## AIM OF THE EXERCISE
Below are some records; reproduce every one of them exactly.

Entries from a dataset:

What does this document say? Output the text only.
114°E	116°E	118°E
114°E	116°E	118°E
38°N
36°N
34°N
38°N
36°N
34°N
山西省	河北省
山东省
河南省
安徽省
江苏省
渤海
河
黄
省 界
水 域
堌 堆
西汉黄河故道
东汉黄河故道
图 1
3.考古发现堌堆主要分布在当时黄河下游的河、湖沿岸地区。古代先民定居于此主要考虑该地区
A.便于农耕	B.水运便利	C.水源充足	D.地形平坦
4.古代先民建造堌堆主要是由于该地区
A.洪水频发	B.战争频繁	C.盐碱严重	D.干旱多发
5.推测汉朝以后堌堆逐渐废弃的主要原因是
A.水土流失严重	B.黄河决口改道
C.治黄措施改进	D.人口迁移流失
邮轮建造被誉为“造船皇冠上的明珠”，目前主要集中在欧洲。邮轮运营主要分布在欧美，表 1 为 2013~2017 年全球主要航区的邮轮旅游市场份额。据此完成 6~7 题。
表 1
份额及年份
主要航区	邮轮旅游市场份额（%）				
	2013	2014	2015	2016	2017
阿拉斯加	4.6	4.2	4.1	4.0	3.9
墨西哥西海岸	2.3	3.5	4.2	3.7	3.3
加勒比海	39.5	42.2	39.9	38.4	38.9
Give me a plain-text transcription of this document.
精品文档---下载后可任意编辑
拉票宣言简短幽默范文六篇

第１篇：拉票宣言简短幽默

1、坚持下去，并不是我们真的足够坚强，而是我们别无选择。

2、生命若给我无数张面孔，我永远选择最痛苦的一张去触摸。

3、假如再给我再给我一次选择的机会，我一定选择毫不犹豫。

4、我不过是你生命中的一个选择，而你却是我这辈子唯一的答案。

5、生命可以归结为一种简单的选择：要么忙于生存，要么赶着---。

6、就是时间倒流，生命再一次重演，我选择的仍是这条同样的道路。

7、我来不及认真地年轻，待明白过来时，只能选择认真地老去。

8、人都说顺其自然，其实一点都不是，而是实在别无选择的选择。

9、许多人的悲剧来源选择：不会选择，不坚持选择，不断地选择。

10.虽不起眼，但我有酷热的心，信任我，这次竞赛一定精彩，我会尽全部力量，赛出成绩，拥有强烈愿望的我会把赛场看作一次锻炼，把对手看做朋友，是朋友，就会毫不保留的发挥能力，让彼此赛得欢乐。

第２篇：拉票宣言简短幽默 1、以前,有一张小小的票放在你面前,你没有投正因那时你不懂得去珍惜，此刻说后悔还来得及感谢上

## THE RESULT
What does this document say? Output the text only.
114°E	116°E	118°E
114°E	116°E	118°E
38°N
36°N
34°N
38°N
36°N
34°N
山西省	河北省
山东省
河南省
安徽省
江苏省
渤海
河
黄
省 界
水 域
堌 堆
西汉黄河故道
东汉黄河故道
图 1
3.考古发现堌堆主要分布在当时黄河下游的河、湖沿岸地区。古代先民定居于此主要考虑该地区
A.便于农耕	B.水运便利	C.水源充足	D.地形平坦
4.古代先民建造堌堆主要是由于该地区
A.洪水频发	B.战争频繁	C.盐碱严重	D.干旱多发
5.推测汉朝以后堌堆逐渐废弃的主要原因是
A.水土流失严重	B.黄河决口改道
C.治黄措施改进	D.人口迁移流失
邮轮建造被誉为“造船皇冠上的明珠”，目前主要集中在欧洲。邮轮运营主要分布在欧美，表 1 为 2013~2017 年全球主要航区的邮轮旅游市场份额。据此完成 6~7 题。
表 1
份额及年份
主要航区	邮轮旅游市场份额（%）				
	2013	2014	2015	2016	2017
阿拉斯加	4.6	4.2	4.1	4.0	3.9
墨西哥西海岸	2.3	3.5	4.2	3.7	3.3
加勒比海	39.5	42.2	39.9	38.4	38.9
Give me a plain-text transcription of this document.
精品文档---下载后可任意编辑
拉票宣言简短幽默范文六篇

第１篇：拉票宣言简短幽默

1、坚持下去，并不是我们真的足够坚强，而是我们别无选择。

2、生命若给我无数张面孔，我永远选择最痛苦的一张去触摸。

3、假如再给我再给我一次选择的机会，我一定选择毫不犹豫。

4、我不过是你生命中的一个选择，而你却是我这辈子唯一的答案。

5、生命可以归结为一种简单的选择：要么忙于生存，要么赶着---。

6、就是时间倒流，生命再一次重演，我选择的仍是这条同样的道路。

7、我来不及认真地年轻，待明白过来时，只能选择认真地老去。

8、人都说顺其自然，其实一点都不是，而是实在别无选择的选择。

9、许多人的悲剧来源选择：不会选择，不坚持选择，不断地选择。

10.虽不起眼，但我有酷热的心，信任我，这次竞赛一定精彩，我会尽全部力量，赛出成绩，拥有强烈愿望的我会把赛场看作一次锻炼，把对手看做朋友，是朋友，就会毫不保留的发挥能力，让彼此赛得欢乐。

第２篇：拉票宣言简短幽默 1、以前,有一张小小的票放在你面前,你没有投正因那时你不懂得去珍惜，此刻说后悔还来得及感谢上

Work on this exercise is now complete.